═══ TEXT TO READ ═══

The two sides of me and finding balance and escape
- Davina Legs
- Mar 21
- 4 min read
Updated: Mar 22
There’s a version of me the world sees every day.
Confident. Direct. Sometimes brash.
A natural leader who takes charge, sets direction, speaks his mind, and doesn’t back down easily.
In work and life, the he in me is the one people look to for decisions, for coaching, for strategy and relief on and turn to when we're up against it in a crisis..
He’s the one who steps forward when something needs doing.
He’s also the one some people misunderstand.
I know not everyone likes that version of me. I also don't care.
Some probably see arrogance where I see conviction.
Some see someone who thinks he’s always right, when really I just believe in standing firm on what I think is fair.
And a lot of the time I am right as I like to have the facts before me before I take battle where necessary or need to prove something.
Because underneath all of that, what actually drives me is pretty simple: fairness, equality, and a refusal to tolerate bullying.
I can’t stand bullies. Never have.
I’ve stepped in before when someone was being attacked and robbed, didn’t think twice, just acted.
That instinct to protect, to stand up for people who can’t or won’t stand up for themselves… it’s part of who I am.
It's also driven me to put the forum Why do Men Crossdress together to help others.
ALL that’s the side of me that feels almost like a superhero sometimes.
Don’t tell anyone—but yeah, I joke that I’m Batman. Others joke I'm Batman and / or Darth Vader.. some in work go to the light and call me a Jedi Master those who realise who I really am as a guy.. but I'd have a purple light saber as I can become Dark when required or rilled.
And maybe that’s where this all gets interesting.
Because every Batman has a hidden space.

A secret part of themselves.
A place they go to when the weight of that strong, unshakable persona becomes too much.

═══ MATERIAL SHOWN ═══

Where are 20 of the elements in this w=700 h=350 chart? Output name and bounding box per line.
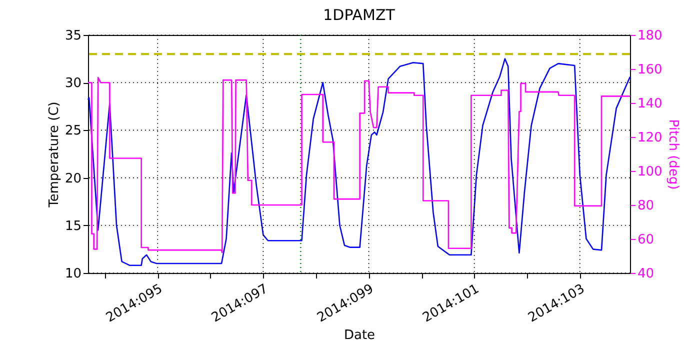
y2-tick-label: 120 (638, 130, 662, 146)
line-series (87, 58, 631, 266)
y-tick-label: 35 (64, 28, 82, 44)
y-axis-title: Temperature (C) (46, 102, 62, 208)
chart-title: 1DPAMZT (323, 6, 396, 24)
y2-tick-label: 180 (638, 28, 662, 44)
y2-axis-title: Pitch (deg) (665, 119, 680, 190)
y2-tick-label: 60 (638, 232, 654, 248)
y-tick-label: 25 (64, 124, 82, 139)
x-axis-title: Date (344, 328, 376, 343)
y2-tick-label: 40 (638, 266, 654, 282)
y2-tick-label: 140 (638, 96, 662, 112)
y-tick-label: 30 (64, 76, 82, 92)
y-tick-label: 15 (64, 218, 82, 234)
y2-tick-label: 160 (638, 62, 662, 78)
y2-tick-label: 80 (638, 198, 654, 214)
line-series (87, 76, 631, 254)
y-tick-label: 10 (64, 266, 82, 282)
y2-tick-label: 100 (638, 164, 662, 180)
y-tick-label: 20 (64, 171, 82, 186)
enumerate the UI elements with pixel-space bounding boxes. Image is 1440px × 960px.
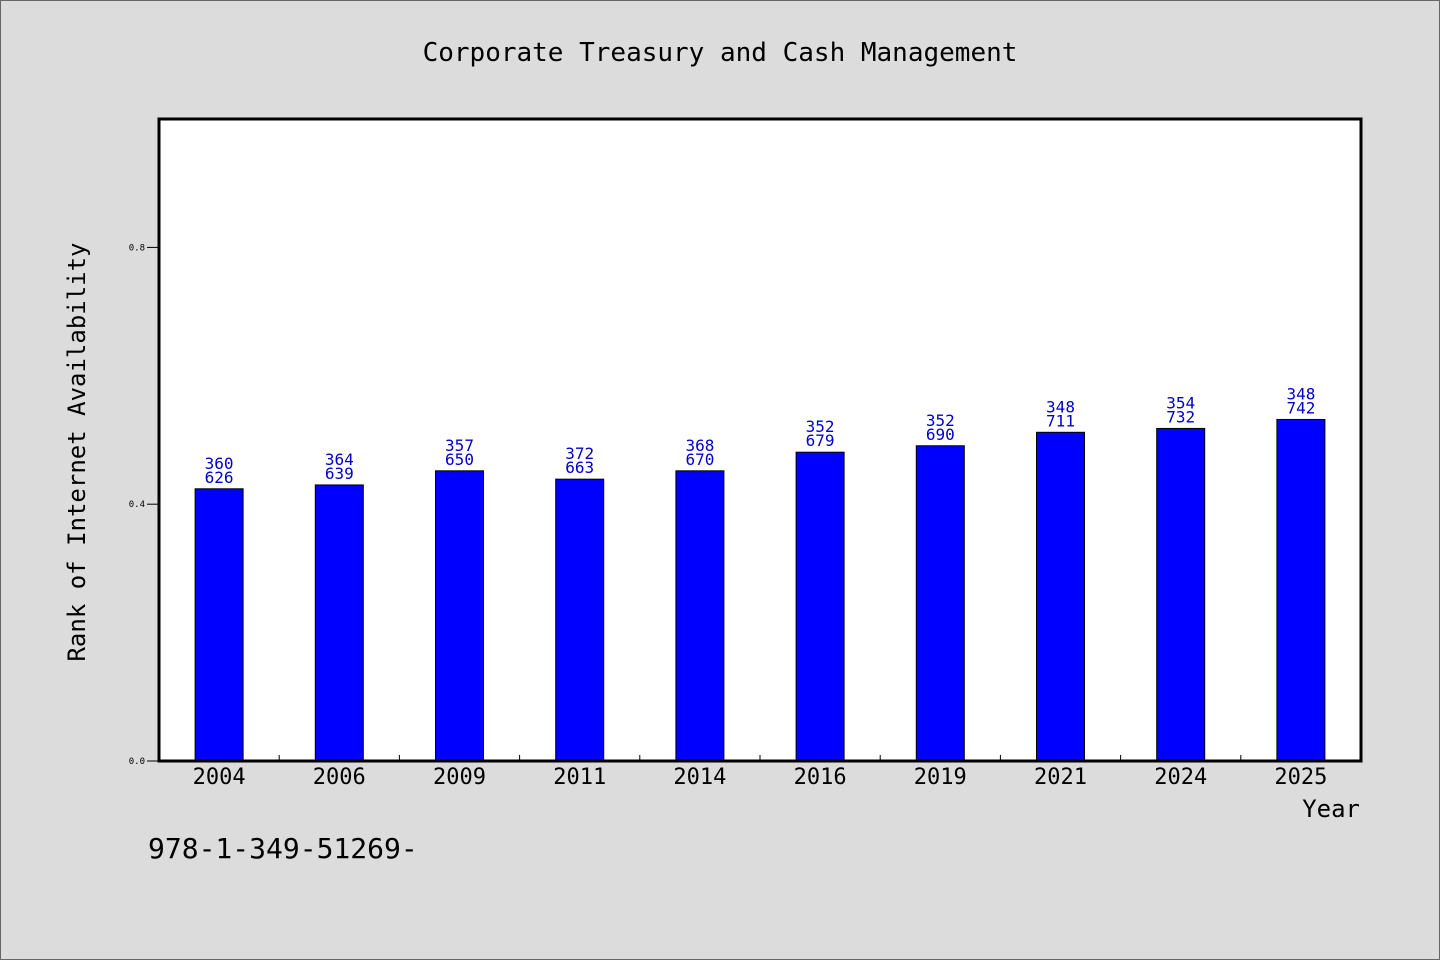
x-axis-label: Year <box>1302 795 1360 823</box>
x-tick-label-2019: 2019 <box>914 765 967 790</box>
x-tick-label-2021: 2021 <box>1034 765 1087 790</box>
bar-2024 <box>1156 427 1206 762</box>
bar-label-bottom-2006: 639 <box>325 464 354 483</box>
bars-group <box>194 418 1326 762</box>
bar-label-bottom-2009: 650 <box>445 450 474 469</box>
bar-label-top-2004: 360 <box>205 454 234 473</box>
bar-label-top-2019: 352 <box>926 411 955 430</box>
bar-label-top-2014: 368 <box>685 436 714 455</box>
bar-label-top-2021: 348 <box>1046 397 1075 416</box>
x-tick-label-2024: 2024 <box>1154 765 1207 790</box>
y-tick-label: 0.0 <box>129 757 145 767</box>
y-tick-label: 0.8 <box>129 243 145 253</box>
x-tick-label-2014: 2014 <box>673 765 726 790</box>
bar-label-bottom-2004: 626 <box>205 468 234 487</box>
bar-2004 <box>194 488 244 762</box>
x-tick-label-2011: 2011 <box>553 765 606 790</box>
bar-label-bottom-2014: 670 <box>685 450 714 469</box>
bar-2014 <box>675 470 725 762</box>
x-axis-ticks: 2004 2006 2009 2011 2014 2016 2019 2021 2024 2025 <box>193 755 1327 790</box>
bar-2016 <box>795 451 845 762</box>
bar-2011 <box>555 478 605 762</box>
y-axis-label: Rank of Internet Availability <box>63 242 91 661</box>
y-tick-label: 0.4 <box>129 500 145 510</box>
footer-code: 978-1-349-51269- <box>148 832 418 865</box>
y-axis-ticks: 0.0 0.4 0.8 <box>129 243 159 767</box>
plot-border <box>157 117 1363 763</box>
bar-label-top-2011: 372 <box>565 444 594 463</box>
bar-2019 <box>915 445 965 762</box>
bar-2006 <box>314 484 364 762</box>
x-tick-label-2009: 2009 <box>433 765 486 790</box>
bar-label-top-2024: 354 <box>1166 393 1195 412</box>
x-tick-label-2016: 2016 <box>794 765 847 790</box>
bar-label-bottom-2019: 690 <box>926 425 955 444</box>
bar-2025 <box>1276 418 1326 762</box>
x-tick-label-2006: 2006 <box>313 765 366 790</box>
bar-label-top-2009: 357 <box>445 436 474 455</box>
bar-label-top-2006: 364 <box>325 450 354 469</box>
bar-2021 <box>1036 431 1085 762</box>
x-tick-label-2004: 2004 <box>193 765 246 790</box>
bar-2009 <box>435 470 484 762</box>
x-tick-label-2025: 2025 <box>1274 765 1327 790</box>
bar-label-top-2016: 352 <box>806 417 835 436</box>
bar-label-bottom-2011: 663 <box>565 458 594 477</box>
bar-label-bottom-2025: 742 <box>1286 398 1315 417</box>
bar-label-bottom-2016: 679 <box>806 431 835 450</box>
chart-title: Corporate Treasury and Cash Management <box>423 38 1018 68</box>
bar-label-bottom-2024: 732 <box>1166 407 1195 426</box>
bar-label-top-2025: 348 <box>1286 384 1315 403</box>
bar-label-bottom-2021: 711 <box>1046 411 1075 430</box>
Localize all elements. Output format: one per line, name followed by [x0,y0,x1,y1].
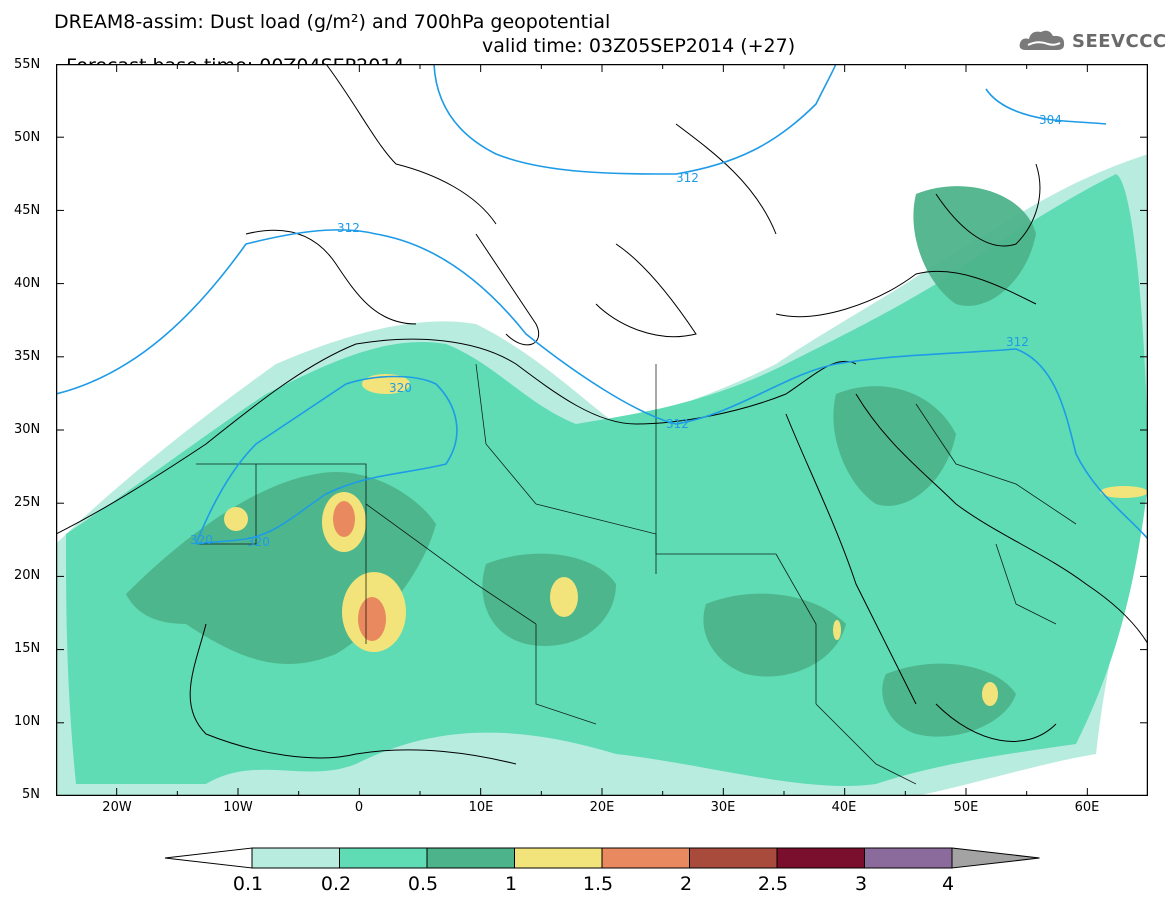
contour-label: 312 [1006,335,1029,349]
colorbar-label: 3 [854,873,868,895]
lon-label: 30E [710,800,736,815]
logo-text: SEEVCCC [1072,30,1165,52]
dust-band-high [833,386,956,506]
colorbar-over-arrow [951,847,1040,869]
lat-label: 30N [14,422,41,437]
lat-label: 55N [14,57,41,72]
dust-patch-1-1.5 [982,682,998,706]
colorbar-label: 1.5 [582,873,614,895]
contour-304 [985,88,1107,125]
lat-label: 10N [14,714,41,729]
lat-label: 25N [14,495,41,510]
colorbar-segment [339,847,428,869]
lat-label: 45N [14,203,41,218]
lat-label: 35N [14,349,41,364]
colorbar-segment [251,847,340,869]
contour-label: 304 [1039,113,1062,127]
lat-label: 15N [14,641,41,656]
contour-label: 312 [676,171,699,185]
lat-label: 40N [14,276,41,291]
country-borders [196,363,1077,785]
colorbar-segment [426,847,515,869]
lon-label: 50E [953,800,979,815]
dust-band-high [482,553,616,646]
dust-patch-1-1.5 [833,620,841,640]
colorbar-under-arrow [164,847,253,869]
contour-label: 312 [666,417,689,431]
dust-patch-1.5-2 [333,501,355,537]
colorbar-label: 0.2 [320,873,352,895]
dust-band-high [913,186,1036,306]
map-title: DREAM8-assim: Dust load (g/m²) and 700hP… [54,11,611,33]
seevccc-logo: SEEVCCC [1018,26,1165,56]
colorbar-label: 2 [679,873,693,895]
lat-label: 50N [14,130,41,145]
lat-label: 20N [14,568,41,583]
lon-label: 0 [354,800,364,815]
dust-patch-1.5-2 [358,597,386,641]
colorbar [164,847,1040,869]
dust-patch-1-1.5 [1100,486,1148,498]
colorbar-segment [776,847,865,869]
contour-label: 320 [247,535,270,549]
cloud-icon [1019,30,1065,50]
valid-time: valid time: 03Z05SEP2014 (+27) [482,35,796,57]
lon-label: 10E [468,800,494,815]
lon-label: 40E [831,800,857,815]
lon-label: 20E [589,800,615,815]
colorbar-label: 0.1 [232,873,264,895]
colorbar-label: 1 [504,873,518,895]
colorbar-segment [864,847,953,869]
colorbar-segment [514,847,603,869]
coastlines [56,64,1148,765]
dust-patch-1-1.5 [362,374,410,394]
dust-map: 304 312 312 312 312 320 320 320 [56,64,1148,796]
contour-320 [195,375,458,545]
dust-patch-1-1.5 [224,507,248,531]
colorbar-label: 4 [941,873,955,895]
dust-band-high [882,663,1016,737]
lon-label: 60E [1074,800,1100,815]
geopotential-contours [56,64,1148,545]
colorbar-label: 2.5 [757,873,789,895]
contour-label: 312 [337,221,360,235]
dust-patch-1-1.5 [550,577,578,617]
contour-312-north [433,64,837,175]
contour-label: 320 [389,381,412,395]
colorbar-segment [689,847,778,869]
lon-label: 10W [223,800,253,815]
contour-label: 320 [190,533,213,547]
lon-label: 20W [102,800,132,815]
colorbar-segment [601,847,690,869]
contour-312 [56,229,1148,540]
lat-label: 5N [22,787,40,802]
colorbar-label: 0.5 [407,873,439,895]
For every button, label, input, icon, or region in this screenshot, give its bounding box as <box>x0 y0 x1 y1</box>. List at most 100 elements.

═══

## EXERCISE A
Answer these questions from the blog post:
(i) What color would the writer's light saber be?
(ii) What forum did the writer put together to help others?
(iii) What three things does the writer say actually drive them?
## EXERCISE B
Find every line of the entries that contains the string "this", and copy those lines. Case counts.

## REPLY A
(i) Purple.
(ii) Why do Men Crossdress.
(iii) Fairness, equality, and a refusal to tolerate bullying.

## REPLY B
Where are 20 of the elements in this w=700 h=350 chart? Output name and bounding box per line.
For every button, label, input, icon, or region in this screenshot, give its bounding box as <box>x0 y0 x1 y1</box>. List at most 100 elements.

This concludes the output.